### EXERCISE GOAL
Would you filter these records and copy every line that has the word "while"?

### TASK MATERIAL
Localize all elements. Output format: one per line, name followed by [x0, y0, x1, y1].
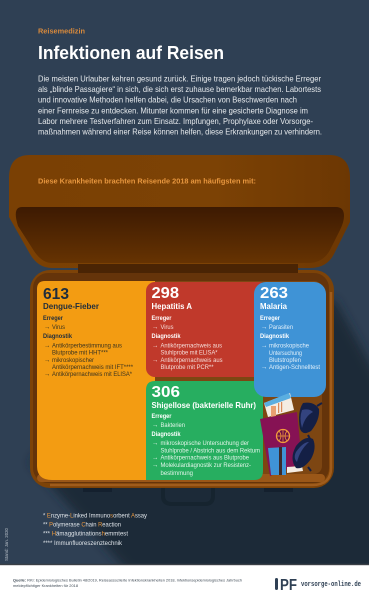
details: → [152, 462, 158, 469]
details: Stuhlprobe / Abstrich aus dem Rektum [160, 448, 260, 454]
details: Diagnostik [152, 333, 181, 340]
details: Antikörpernachweis mit IFT**** [52, 364, 133, 371]
suitcase body [30, 264, 334, 488]
suitcase lid [9, 155, 350, 268]
details: mikroskopischer [52, 357, 95, 364]
details: Diagnostik [260, 333, 289, 340]
details: Diagnostik [43, 333, 72, 340]
name: Hepatitis A [152, 301, 192, 311]
details: Erreger [152, 315, 172, 322]
details: → [261, 342, 267, 350]
intro text: Die meisten Urlauber kehren gesund zurück. Einige tragen jedoch tückische Erreger [38, 74, 321, 84]
source: Quelle: RKI: Epidemiologisches Bulletin 48/2019, Reiseassoziierte Infektionskrankheiten 2018, Infektionsepidemiologisches Jahrbuch [13, 578, 242, 583]
intro text: Labor mehrere Testverfahren zum Einsatz. Impfungen, Prophylaxe oder Vorsorge- [38, 116, 313, 126]
details: Bakterien [160, 422, 185, 429]
details: → [44, 342, 50, 350]
footnotes [43, 512, 148, 547]
details: Antigen-Schnelltest [269, 364, 320, 371]
handle and feet [83, 488, 293, 504]
details: Parasiten [269, 324, 293, 331]
number: 263 [260, 285, 288, 302]
details: → [152, 440, 158, 447]
date stamp: Stand: Jan. 2020 [4, 528, 9, 561]
title: Infektionen auf Reisen [38, 42, 224, 63]
name: Shigellose (bakterielle Ruhr) [152, 400, 256, 410]
details: → [44, 371, 50, 378]
details: bestimmung [160, 470, 193, 477]
details: Erreger [152, 413, 172, 420]
details: Blutstropfen [269, 357, 301, 364]
details: → [44, 357, 50, 364]
details: Virus [52, 324, 65, 331]
intro text: maßnahmen während einer Reise können helfen, diese Erkrankungen zu verhindern. [38, 127, 322, 137]
panel: Hepatitis A [146, 282, 268, 377]
source [13, 578, 242, 588]
panel: Dengue [37, 281, 155, 480]
details: Antikörpernachweis mit ELISA* [52, 371, 132, 378]
lid heading: Diese Krankheiten brachten Reisende 2018 am häufigsten mit: [38, 176, 256, 186]
details: mikroskopische [269, 342, 309, 350]
details: Molekulardiagnostik zur Resistenz- [160, 462, 251, 469]
icon: passport [260, 412, 302, 476]
intro text: einer Fernreise zu entdecken. Mitunter kommen für eine gesicherte Diagnose im [38, 105, 308, 115]
details: Virus [160, 324, 174, 331]
details [43, 315, 133, 378]
panel: Malaria [254, 282, 326, 397]
logo: PF [280, 577, 297, 594]
number: 306 [152, 384, 180, 401]
details: Untersuchung [269, 350, 302, 357]
details: → [261, 324, 267, 331]
details: → [152, 324, 158, 331]
footnotes: * Enzyme-Linked Immunosorbent Assay [43, 512, 148, 520]
details: → [152, 342, 158, 350]
details: → [152, 422, 158, 429]
footer [0, 564, 369, 600]
footnotes: ** Polymerase Chain Reaction [43, 522, 121, 529]
details: Blutprobe mit PCR** [160, 364, 214, 371]
details: Erreger [43, 315, 63, 322]
details: → [152, 454, 158, 462]
name: Dengue-Fieber [43, 301, 100, 311]
icon: sunglasses [292, 403, 322, 471]
details: → [261, 364, 267, 371]
details: Erreger [260, 315, 280, 322]
number: 298 [152, 285, 179, 302]
intro text: und innovative Methoden helfen dabei, die Ursachen von Beschwerden nach [38, 95, 297, 105]
icon: cards [268, 447, 303, 475]
panel: Shigellose [146, 381, 263, 480]
source: meldepflichtiger Krankheiten für 2018 [13, 583, 79, 588]
intro text [38, 74, 322, 137]
kicker: Reisemedizin [38, 26, 85, 36]
details: Blutprobe mit HHT*** [52, 350, 108, 356]
logo [275, 577, 361, 594]
details: → [44, 324, 50, 331]
details [152, 315, 222, 371]
details: Antikörperbestimmung aus [52, 342, 122, 350]
details: Stuhlprobe mit ELISA* [160, 350, 218, 356]
details: Diagnostik [152, 431, 181, 438]
name: Malaria [260, 301, 287, 311]
footnotes: *** Hämagglutinationshemmtest [43, 531, 128, 538]
details: → [152, 357, 158, 364]
number: 613 [43, 286, 69, 303]
details: Antikörpernachweis aus [160, 342, 222, 350]
details [260, 315, 320, 371]
details: Antikörpernachweis aus Blutprobe [160, 454, 249, 462]
details: Antikörpernachweis aus [160, 357, 222, 364]
footnotes: **** Immunfluoreszenztechnik [43, 540, 123, 547]
header block [38, 26, 322, 137]
intro text: als „blinde Passagiere“ in sich, die sich erst zuhause bemerkbar machen. Labortests [38, 84, 321, 94]
details: mikroskopische Untersuchung der [160, 440, 250, 447]
details [152, 413, 260, 477]
icon: travel items [260, 393, 322, 476]
case shadow [30, 300, 369, 572]
icon: ticket [264, 393, 294, 417]
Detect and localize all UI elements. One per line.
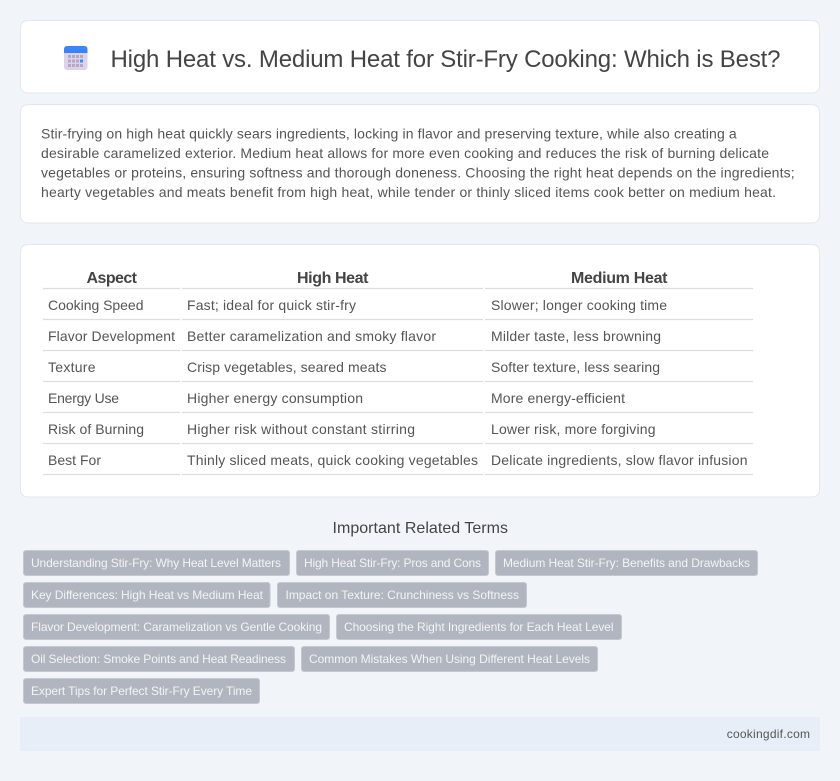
row: cooking speed: Slower; longer cooking time — [491, 297, 667, 313]
row: risk of burning: Lower risk, more forgiving — [491, 421, 656, 437]
row: energy use: Energy Use — [48, 390, 119, 406]
tag: key differences — [24, 582, 270, 608]
tag: common mistakes — [302, 646, 598, 672]
row: flavor development: Better caramelization and smoky flavor — [187, 328, 436, 344]
text block: introduction paragraph: hearty vegetables and meats benefit from high heat, while tender or thinly sliced items cook better on medium heat. — [41, 184, 776, 200]
tag: flavor development — [24, 614, 330, 640]
tag: medium heat benefits — [496, 550, 758, 576]
row: texture — [48, 359, 660, 375]
tag: high heat pros and cons: High Heat Stir-Fry: Pros and Cons — [304, 556, 481, 570]
table header — [86, 270, 668, 287]
row: cooking speed: Cooking Speed — [48, 297, 144, 313]
row: risk of burning: Higher risk without constant stirring — [187, 421, 415, 437]
tag: common mistakes: Common Mistakes When Using Different Heat Levels — [309, 652, 590, 666]
row: texture: Texture — [48, 359, 96, 375]
tag: choosing ingredients: Choosing the Right Ingredients for Each Heat Level — [344, 620, 614, 634]
panel: header — [20, 20, 820, 93]
row: best for — [48, 452, 748, 468]
text block: introduction paragraph: Stir-frying on high heat quickly sears ingredients, locking in flavor and preserving texture, while also creating a — [41, 126, 737, 142]
row: best for: Thinly sliced meats, quick cooking vegetables — [187, 452, 478, 468]
row: energy use: Higher energy consumption — [187, 390, 363, 406]
row: best for: Best For — [48, 452, 101, 468]
text block: introduction paragraph — [41, 126, 795, 200]
tag: high heat pros and cons — [296, 550, 488, 576]
row: risk of burning — [48, 421, 656, 437]
table header: High Heat — [297, 270, 369, 287]
tag: expert tips — [24, 678, 260, 704]
tag: impact on texture — [278, 582, 526, 608]
footer — [20, 717, 820, 751]
row: flavor development — [48, 328, 661, 344]
text block: introduction paragraph: desirable caramelized exterior. Medium heat allows for more even cooking and reduces the risk of burning delicate — [41, 145, 769, 161]
related term tags — [24, 550, 758, 704]
row: texture: Crisp vegetables, seared meats — [187, 359, 386, 375]
title: High Heat vs. Medium Heat for Stir-Fry Cooking: Which is Best? — [110, 46, 780, 73]
row: best for: Delicate ingredients, slow flavor infusion — [491, 452, 748, 468]
icon: calendar — [64, 46, 88, 70]
tag: medium heat benefits: Medium Heat Stir-Fry: Benefits and Drawbacks — [503, 556, 750, 570]
tag: oil selection — [24, 646, 294, 672]
heading: important related terms: Important Related Terms — [332, 520, 508, 537]
tag: impact on texture: Impact on Texture: Crunchiness vs Softness — [286, 588, 519, 602]
row: risk of burning: Risk of Burning — [48, 421, 144, 437]
panel: introduction — [20, 104, 820, 223]
row: cooking speed — [48, 297, 667, 313]
table header: Aspect — [86, 270, 138, 287]
row: cooking speed: Fast; ideal for quick stir-fry — [187, 297, 356, 313]
tag: choosing ingredients — [336, 614, 622, 640]
tag: oil selection: Oil Selection: Smoke Points and Heat Readiness — [31, 652, 286, 666]
row: flavor development: Flavor Development — [48, 328, 175, 344]
tag: understanding stir-fry — [24, 550, 290, 576]
tag: expert tips: Expert Tips for Perfect Stir-Fry Every Time — [31, 684, 252, 698]
table header: Medium Heat — [571, 270, 668, 287]
tag: understanding stir-fry: Understanding Stir-Fry: Why Heat Level Matters — [31, 556, 281, 570]
tag: flavor development: Flavor Development: Caramelization vs Gentle Cooking — [31, 620, 322, 634]
row: texture: Softer texture, less searing — [491, 359, 660, 375]
row: flavor development: Milder taste, less browning — [491, 328, 661, 344]
footer source text: cookingdif.com — [727, 727, 810, 741]
text block: introduction paragraph: vegetables or proteins, ensuring softness and thorough doneness. Choosing the right heat depends on the ingredients; — [41, 164, 795, 180]
row: energy use: More energy-efficient — [491, 390, 625, 406]
panel: comparison table — [20, 244, 820, 497]
row: energy use — [48, 390, 625, 406]
tag: key differences: Key Differences: High Heat vs Medium Heat — [31, 588, 264, 602]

### COMPLETED TASK
text block: introduction paragraph: hearty vegetables and meats benefit from high heat, while tender or thinly sliced items cook better on medium heat. — [41, 184, 776, 200]
text block: introduction paragraph: Stir-frying on high heat quickly sears ingredients, locking in flavor and preserving texture, while also creating a — [41, 126, 737, 142]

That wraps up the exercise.